Rows from a dataset
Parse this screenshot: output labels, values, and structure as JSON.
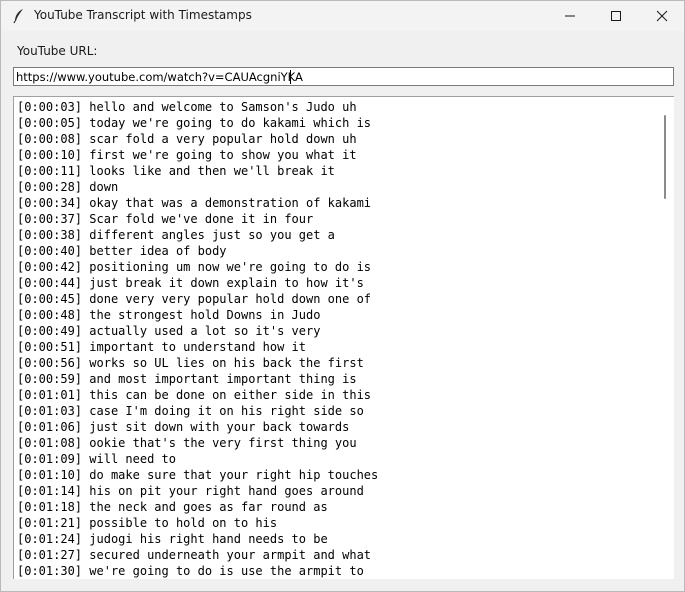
{
  "window": {
    "title": "YouTube Transcript with Timestamps",
    "icon": "feather-icon",
    "controls": [
      "minimize-icon",
      "maximize-icon",
      "close-icon"
    ]
  },
  "form": {
    "url_label": "YouTube URL:",
    "url_value": "https://www.youtube.com/watch?v=CAUAcgniYKA"
  },
  "transcript": [
    {
      "time": "[0:00:03]",
      "text": "hello and welcome to Samson's Judo uh"
    },
    {
      "time": "[0:00:05]",
      "text": "today we're going to do kakami which is"
    },
    {
      "time": "[0:00:08]",
      "text": "scar fold a very popular hold down uh"
    },
    {
      "time": "[0:00:10]",
      "text": "first we're going to show you what it"
    },
    {
      "time": "[0:00:11]",
      "text": "looks like and then we'll break it"
    },
    {
      "time": "[0:00:28]",
      "text": "down"
    },
    {
      "time": "[0:00:34]",
      "text": "okay that was a demonstration of kakami"
    },
    {
      "time": "[0:00:37]",
      "text": "Scar fold we've done it in four"
    },
    {
      "time": "[0:00:38]",
      "text": "different angles just so you get a"
    },
    {
      "time": "[0:00:40]",
      "text": "better idea of body"
    },
    {
      "time": "[0:00:42]",
      "text": "positioning um now we're going to do is"
    },
    {
      "time": "[0:00:44]",
      "text": "just break it down explain to how it's"
    },
    {
      "time": "[0:00:45]",
      "text": "done very very popular hold down one of"
    },
    {
      "time": "[0:00:48]",
      "text": "the strongest hold Downs in Judo"
    },
    {
      "time": "[0:00:49]",
      "text": "actually used a lot so it's very"
    },
    {
      "time": "[0:00:51]",
      "text": "important to understand how it"
    },
    {
      "time": "[0:00:56]",
      "text": "works so UL lies on his back the first"
    },
    {
      "time": "[0:00:59]",
      "text": "and most important important thing is"
    },
    {
      "time": "[0:01:01]",
      "text": "this can be done on either side in this"
    },
    {
      "time": "[0:01:03]",
      "text": "case I'm doing it on his right side so"
    },
    {
      "time": "[0:01:06]",
      "text": "just sit down with your back towards"
    },
    {
      "time": "[0:01:08]",
      "text": "ookie that's the very first thing you"
    },
    {
      "time": "[0:01:09]",
      "text": "will need to"
    },
    {
      "time": "[0:01:10]",
      "text": "do make sure that your right hip touches"
    },
    {
      "time": "[0:01:14]",
      "text": "his on pit your right hand goes around"
    },
    {
      "time": "[0:01:18]",
      "text": "the neck and goes as far round as"
    },
    {
      "time": "[0:01:21]",
      "text": "possible to hold on to his"
    },
    {
      "time": "[0:01:24]",
      "text": "judogi his right hand needs to be"
    },
    {
      "time": "[0:01:27]",
      "text": "secured underneath your armpit and what"
    },
    {
      "time": "[0:01:30]",
      "text": "we're going to do is use the armpit to"
    }
  ]
}
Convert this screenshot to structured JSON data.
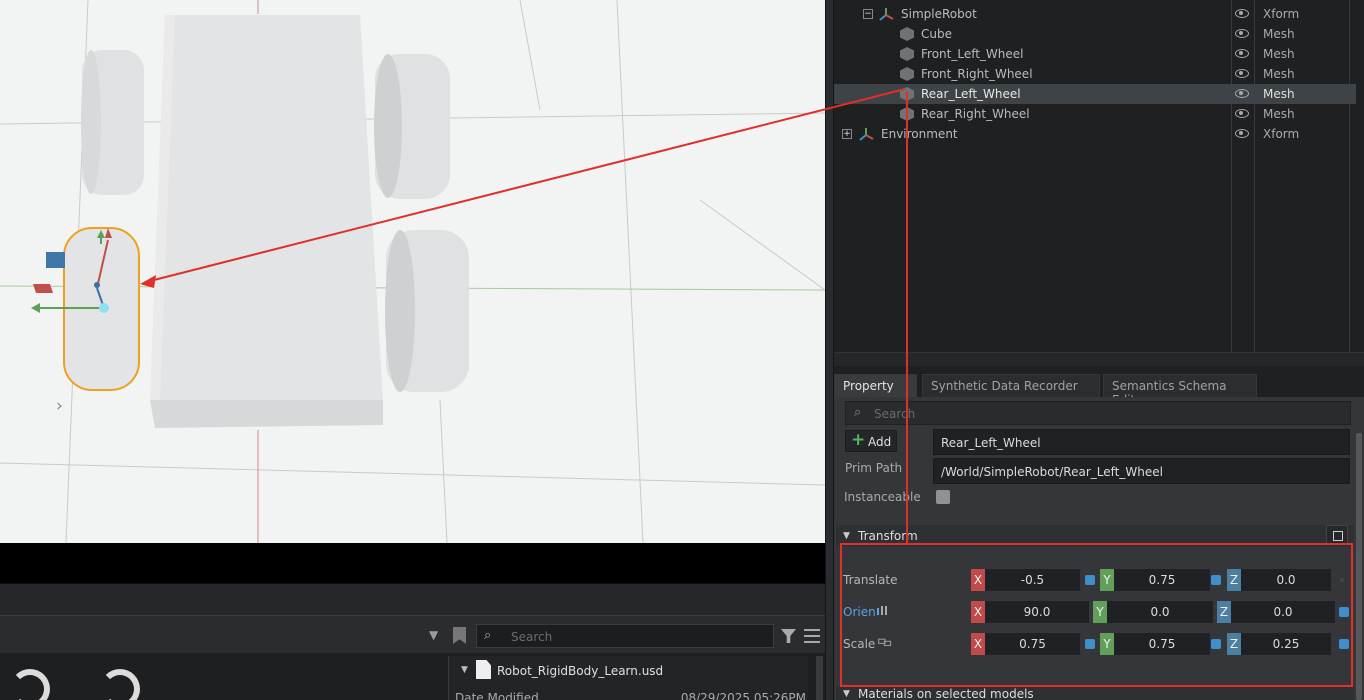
{
  "stage": {
    "rows": [
      {
        "name": "SimpleRobot",
        "type": "Xform",
        "expander": "−"
      },
      {
        "name": "Cube",
        "type": "Mesh"
      },
      {
        "name": "Front_Left_Wheel",
        "type": "Mesh"
      },
      {
        "name": "Front_Right_Wheel",
        "type": "Mesh"
      },
      {
        "name": "Rear_Left_Wheel",
        "type": "Mesh"
      },
      {
        "name": "Rear_Right_Wheel",
        "type": "Mesh"
      },
      {
        "name": "Environment",
        "type": "Xform",
        "expander": "+"
      }
    ]
  },
  "property": {
    "tabs": [
      "Property",
      "Synthetic Data Recorder",
      "Semantics Schema Editor"
    ],
    "search_placeholder": "Search",
    "add_label": "Add",
    "prim_name": "Rear_Left_Wheel",
    "prim_path_label": "Prim Path",
    "prim_path": "/World/SimpleRobot/Rear_Left_Wheel",
    "instanceable_label": "Instanceable",
    "transform_title": "Transform",
    "translate": {
      "label": "Translate",
      "x": "-0.5",
      "y": "0.75",
      "z": "0.0"
    },
    "orient": {
      "label": "Orien",
      "x": "90.0",
      "y": "0.0",
      "z": "0.0"
    },
    "scale": {
      "label": "Scale",
      "x": "0.75",
      "y": "0.75",
      "z": "0.25"
    },
    "axis_labels": {
      "x": "X",
      "y": "Y",
      "z": "Z"
    },
    "materials_title": "Materials on selected models"
  },
  "content_browser": {
    "search_placeholder": "Search",
    "file_name": "Robot_RigidBody_Learn.usd",
    "date_label": "Date Modified",
    "date_value": "08/29/2025 05:26PM"
  },
  "colors": {
    "annotation": "#e0302a",
    "selection": "#f0a020",
    "accent": "#3f8fcb"
  }
}
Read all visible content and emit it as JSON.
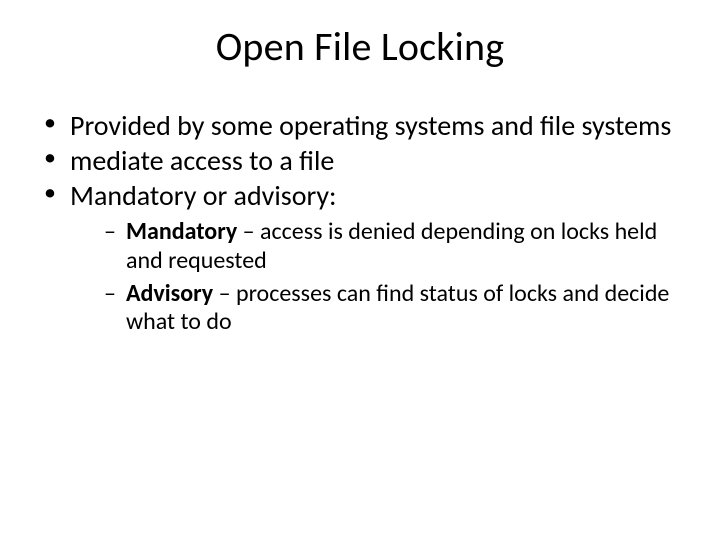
{
  "title": "Open File Locking",
  "bullets": [
    "Provided by some operating systems and file systems",
    "mediate access to a file",
    "Mandatory or advisory:"
  ],
  "sub": {
    "mandatory_label": "Mandatory",
    "mandatory_rest": " – access is denied depending on locks held and requested",
    "advisory_label": "Advisory",
    "advisory_rest": " – processes can find status of locks and decide what to do"
  }
}
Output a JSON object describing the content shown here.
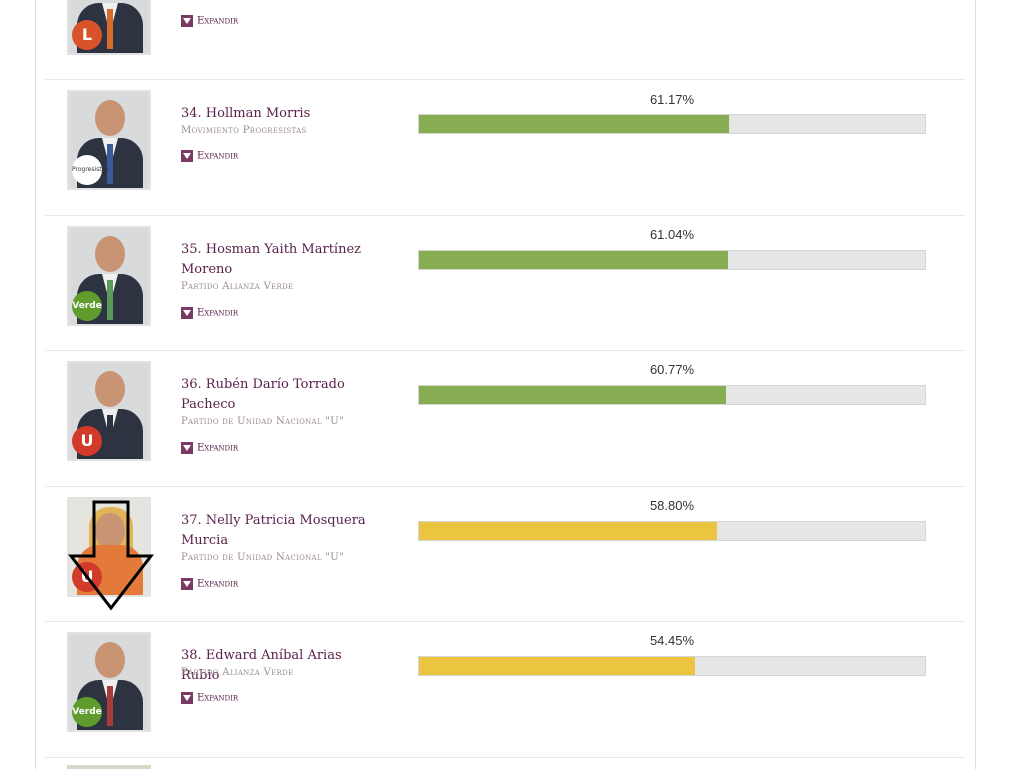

> **AIM**: Leave the pictures out and reproduce all of the records exactly.

> **OUTPUT FOR THIS EXERCISE**:
Parse this screenshot: output labels, values, and structure as JSON.
{
  "window": {
    "title": "YouTube Transcript with Timestamps",
    "icon": "feather-icon",
    "controls": [
      "minimize-icon",
      "maximize-icon",
      "close-icon"
    ]
  },
  "form": {
    "url_label": "YouTube URL:",
    "url_value": "https://www.youtube.com/watch?v=CAUAcgniYKA"
  },
  "transcript": [
    {
      "time": "[0:00:03]",
      "text": "hello and welcome to Samson's Judo uh"
    },
    {
      "time": "[0:00:05]",
      "text": "today we're going to do kakami which is"
    },
    {
      "time": "[0:00:08]",
      "text": "scar fold a very popular hold down uh"
    },
    {
      "time": "[0:00:10]",
      "text": "first we're going to show you what it"
    },
    {
      "time": "[0:00:11]",
      "text": "looks like and then we'll break it"
    },
    {
      "time": "[0:00:28]",
      "text": "down"
    },
    {
      "time": "[0:00:34]",
      "text": "okay that was a demonstration of kakami"
    },
    {
      "time": "[0:00:37]",
      "text": "Scar fold we've done it in four"
    },
    {
      "time": "[0:00:38]",
      "text": "different angles just so you get a"
    },
    {
      "time": "[0:00:40]",
      "text": "better idea of body"
    },
    {
      "time": "[0:00:42]",
      "text": "positioning um now we're going to do is"
    },
    {
      "time": "[0:00:44]",
      "text": "just break it down explain to how it's"
    },
    {
      "time": "[0:00:45]",
      "text": "done very very popular hold down one of"
    },
    {
      "time": "[0:00:48]",
      "text": "the strongest hold Downs in Judo"
    },
    {
      "time": "[0:00:49]",
      "text": "actually used a lot so it's very"
    },
    {
      "time": "[0:00:51]",
      "text": "important to understand how it"
    },
    {
      "time": "[0:00:56]",
      "text": "works so UL lies on his back the first"
    },
    {
      "time": "[0:00:59]",
      "text": "and most important important thing is"
    },
    {
      "time": "[0:01:01]",
      "text": "this can be done on either side in this"
    },
    {
      "time": "[0:01:03]",
      "text": "case I'm doing it on his right side so"
    },
    {
      "time": "[0:01:06]",
      "text": "just sit down with your back towards"
    },
    {
      "time": "[0:01:08]",
      "text": "ookie that's the very first thing you"
    },
    {
      "time": "[0:01:09]",
      "text": "will need to"
    },
    {
      "time": "[0:01:10]",
      "text": "do make sure that your right hip touches"
    },
    {
      "time": "[0:01:14]",
      "text": "his on pit your right hand goes around"
    },
    {
      "time": "[0:01:18]",
      "text": "the neck and goes as far round as"
    },
    {
      "time": "[0:01:21]",
      "text": "possible to hold on to his"
    },
    {
      "time": "[0:01:24]",
      "text": "judogi his right hand needs to be"
    },
    {
      "time": "[0:01:27]",
      "text": "secured underneath your armpit and what"
    },
    {
      "time": "[0:01:30]",
      "text": "we're going to do is use the armpit to"
    }
  ]
}
Convert this screenshot to structured JSON data.
{
  "stage": {
    "rows": [
      {
        "name": "SimpleRobot",
        "type": "Xform",
        "expander": "−"
      },
      {
        "name": "Cube",
        "type": "Mesh"
      },
      {
        "name": "Front_Left_Wheel",
        "type": "Mesh"
      },
      {
        "name": "Front_Right_Wheel",
        "type": "Mesh"
      },
      {
        "name": "Rear_Left_Wheel",
        "type": "Mesh"
      },
      {
        "name": "Rear_Right_Wheel",
        "type": "Mesh"
      },
      {
        "name": "Environment",
        "type": "Xform",
        "expander": "+"
      }
    ]
  },
  "property": {
    "tabs": [
      "Property",
      "Synthetic Data Recorder",
      "Semantics Schema Editor"
    ],
    "search_placeholder": "Search",
    "add_label": "Add",
    "prim_name": "Rear_Left_Wheel",
    "prim_path_label": "Prim Path",
    "prim_path": "/World/SimpleRobot/Rear_Left_Wheel",
    "instanceable_label": "Instanceable",
    "transform_title": "Transform",
    "translate": {
      "label": "Translate",
      "x": "-0.5",
      "y": "0.75",
      "z": "0.0"
    },
    "orient": {
      "label": "Orien",
      "x": "90.0",
      "y": "0.0",
      "z": "0.0"
    },
    "scale": {
      "label": "Scale",
      "x": "0.75",
      "y": "0.75",
      "z": "0.25"
    },
    "axis_labels": {
      "x": "X",
      "y": "Y",
      "z": "Z"
    },
    "materials_title": "Materials on selected models"
  },
  "content_browser": {
    "search_placeholder": "Search",
    "file_name": "Robot_RigidBody_Learn.usd",
    "date_label": "Date Modified",
    "date_value": "08/29/2025 05:26PM"
  },
  "colors": {
    "annotation": "#e0302a",
    "selection": "#f0a020",
    "accent": "#3f8fcb"
  }
}
Read all visible content and emit it as JSON.
{
  "title": "Open File Locking",
  "bullets": [
    "Provided by some operating systems and file systems",
    "mediate access to a file",
    "Mandatory or advisory:"
  ],
  "sub": {
    "mandatory_label": "Mandatory",
    "mandatory_rest": " – access is denied depending on locks held and requested",
    "advisory_label": "Advisory",
    "advisory_rest": " – processes can find status of locks and decide what to do"
  }
}
Output a JSON object describing the content shown here.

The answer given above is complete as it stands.